**Stated task:** Reproduce the whole listing, character for character.

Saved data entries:
::::::

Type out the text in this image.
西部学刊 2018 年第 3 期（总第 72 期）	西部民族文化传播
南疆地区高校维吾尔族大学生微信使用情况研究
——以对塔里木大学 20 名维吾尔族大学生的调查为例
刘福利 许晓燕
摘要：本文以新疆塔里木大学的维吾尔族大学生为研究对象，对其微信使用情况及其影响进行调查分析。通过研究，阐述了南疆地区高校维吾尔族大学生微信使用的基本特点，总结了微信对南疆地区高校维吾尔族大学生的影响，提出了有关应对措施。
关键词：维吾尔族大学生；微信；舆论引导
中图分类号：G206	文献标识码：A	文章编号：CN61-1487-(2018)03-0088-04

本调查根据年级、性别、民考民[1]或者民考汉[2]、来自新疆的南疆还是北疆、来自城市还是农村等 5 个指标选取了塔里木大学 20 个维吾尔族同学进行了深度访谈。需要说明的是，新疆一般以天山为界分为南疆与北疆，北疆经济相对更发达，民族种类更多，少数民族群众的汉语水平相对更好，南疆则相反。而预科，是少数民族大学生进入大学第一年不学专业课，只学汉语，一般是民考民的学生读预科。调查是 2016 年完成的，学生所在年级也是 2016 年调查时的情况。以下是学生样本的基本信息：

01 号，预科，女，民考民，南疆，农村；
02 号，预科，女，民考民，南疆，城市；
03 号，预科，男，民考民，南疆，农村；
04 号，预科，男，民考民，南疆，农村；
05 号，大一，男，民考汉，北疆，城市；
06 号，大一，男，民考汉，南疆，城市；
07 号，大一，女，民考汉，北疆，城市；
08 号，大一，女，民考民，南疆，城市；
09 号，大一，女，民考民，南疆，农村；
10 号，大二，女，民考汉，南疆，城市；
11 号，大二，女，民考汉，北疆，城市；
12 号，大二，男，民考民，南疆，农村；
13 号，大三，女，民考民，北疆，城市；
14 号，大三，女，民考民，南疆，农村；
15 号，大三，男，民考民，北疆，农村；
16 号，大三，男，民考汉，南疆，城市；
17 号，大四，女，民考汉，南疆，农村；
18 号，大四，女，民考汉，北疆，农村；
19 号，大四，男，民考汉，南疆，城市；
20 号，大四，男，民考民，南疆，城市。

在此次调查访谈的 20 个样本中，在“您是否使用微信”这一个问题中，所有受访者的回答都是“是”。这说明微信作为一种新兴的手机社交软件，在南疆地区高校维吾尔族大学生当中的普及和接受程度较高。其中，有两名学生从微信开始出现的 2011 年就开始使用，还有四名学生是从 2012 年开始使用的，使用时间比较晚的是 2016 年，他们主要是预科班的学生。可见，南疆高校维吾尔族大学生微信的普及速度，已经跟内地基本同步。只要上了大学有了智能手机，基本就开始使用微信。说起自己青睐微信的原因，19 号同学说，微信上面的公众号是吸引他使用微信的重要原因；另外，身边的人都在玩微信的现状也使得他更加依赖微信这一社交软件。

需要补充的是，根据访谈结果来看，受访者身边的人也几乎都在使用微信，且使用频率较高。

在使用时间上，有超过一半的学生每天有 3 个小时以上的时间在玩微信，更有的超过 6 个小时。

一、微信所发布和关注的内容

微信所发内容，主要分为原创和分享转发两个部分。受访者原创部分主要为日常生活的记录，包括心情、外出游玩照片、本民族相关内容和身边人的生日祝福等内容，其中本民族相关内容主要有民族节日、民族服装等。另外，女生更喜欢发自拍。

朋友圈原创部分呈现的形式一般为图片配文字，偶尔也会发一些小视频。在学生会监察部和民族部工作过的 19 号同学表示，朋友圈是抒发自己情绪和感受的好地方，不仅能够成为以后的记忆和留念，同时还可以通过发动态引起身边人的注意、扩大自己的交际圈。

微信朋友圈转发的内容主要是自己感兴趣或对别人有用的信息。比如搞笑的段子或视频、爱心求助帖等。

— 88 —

::::::

**Right answer:**
Type out the text in this image.
西部学刊 2018 年第 3 期（总第 72 期）	西部民族文化传播
南疆地区高校维吾尔族大学生微信使用情况研究
——以对塔里木大学 20 名维吾尔族大学生的调查为例
刘福利 许晓燕
摘要：本文以新疆塔里木大学的维吾尔族大学生为研究对象，对其微信使用情况及其影响进行调查分析。通过研究，阐述了南疆地区高校维吾尔族大学生微信使用的基本特点，总结了微信对南疆地区高校维吾尔族大学生的影响，提出了有关应对措施。
关键词：维吾尔族大学生；微信；舆论引导
中图分类号：G206	文献标识码：A	文章编号：CN61-1487-(2018)03-0088-04

本调查根据年级、性别、民考民[1]或者民考汉[2]、来自新疆的南疆还是北疆、来自城市还是农村等 5 个指标选取了塔里木大学 20 个维吾尔族同学进行了深度访谈。需要说明的是，新疆一般以天山为界分为南疆与北疆，北疆经济相对更发达，民族种类更多，少数民族群众的汉语水平相对更好，南疆则相反。而预科，是少数民族大学生进入大学第一年不学专业课，只学汉语，一般是民考民的学生读预科。调查是 2016 年完成的，学生所在年级也是 2016 年调查时的情况。以下是学生样本的基本信息：

01 号，预科，女，民考民，南疆，农村；
02 号，预科，女，民考民，南疆，城市；
03 号，预科，男，民考民，南疆，农村；
04 号，预科，男，民考民，南疆，农村；
05 号，大一，男，民考汉，北疆，城市；
06 号，大一，男，民考汉，南疆，城市；
07 号，大一，女，民考汉，北疆，城市；
08 号，大一，女，民考民，南疆，城市；
09 号，大一，女，民考民，南疆，农村；
10 号，大二，女，民考汉，南疆，城市；
11 号，大二，女，民考汉，北疆，城市；
12 号，大二，男，民考民，南疆，农村；
13 号，大三，女，民考民，北疆，城市；
14 号，大三，女，民考民，南疆，农村；
15 号，大三，男，民考民，北疆，农村；
16 号，大三，男，民考汉，南疆，城市；
17 号，大四，女，民考汉，南疆，农村；
18 号，大四，女，民考汉，北疆，农村；
19 号，大四，男，民考汉，南疆，城市；
20 号，大四，男，民考民，南疆，城市。

在此次调查访谈的 20 个样本中，在“您是否使用微信”这一个问题中，所有受访者的回答都是“是”。这说明微信作为一种新兴的手机社交软件，在南疆地区高校维吾尔族大学生当中的普及和接受程度较高。其中，有两名学生从微信开始出现的 2011 年就开始使用，还有四名学生是从 2012 年开始使用的，使用时间比较晚的是 2016 年，他们主要是预科班的学生。可见，南疆高校维吾尔族大学生微信的普及速度，已经跟内地基本同步。只要上了大学有了智能手机，基本就开始使用微信。说起自己青睐微信的原因，19 号同学说，微信上面的公众号是吸引他使用微信的重要原因；另外，身边的人都在玩微信的现状也使得他更加依赖微信这一社交软件。

需要补充的是，根据访谈结果来看，受访者身边的人也几乎都在使用微信，且使用频率较高。

在使用时间上，有超过一半的学生每天有 3 个小时以上的时间在玩微信，更有的超过 6 个小时。

一、微信所发布和关注的内容

微信所发内容，主要分为原创和分享转发两个部分。受访者原创部分主要为日常生活的记录，包括心情、外出游玩照片、本民族相关内容和身边人的生日祝福等内容，其中本民族相关内容主要有民族节日、民族服装等。另外，女生更喜欢发自拍。

朋友圈原创部分呈现的形式一般为图片配文字，偶尔也会发一些小视频。在学生会监察部和民族部工作过的 19 号同学表示，朋友圈是抒发自己情绪和感受的好地方，不仅能够成为以后的记忆和留念，同时还可以通过发动态引起身边人的注意、扩大自己的交际圈。

微信朋友圈转发的内容主要是自己感兴趣或对别人有用的信息。比如搞笑的段子或视频、爱心求助帖等。

— 88 —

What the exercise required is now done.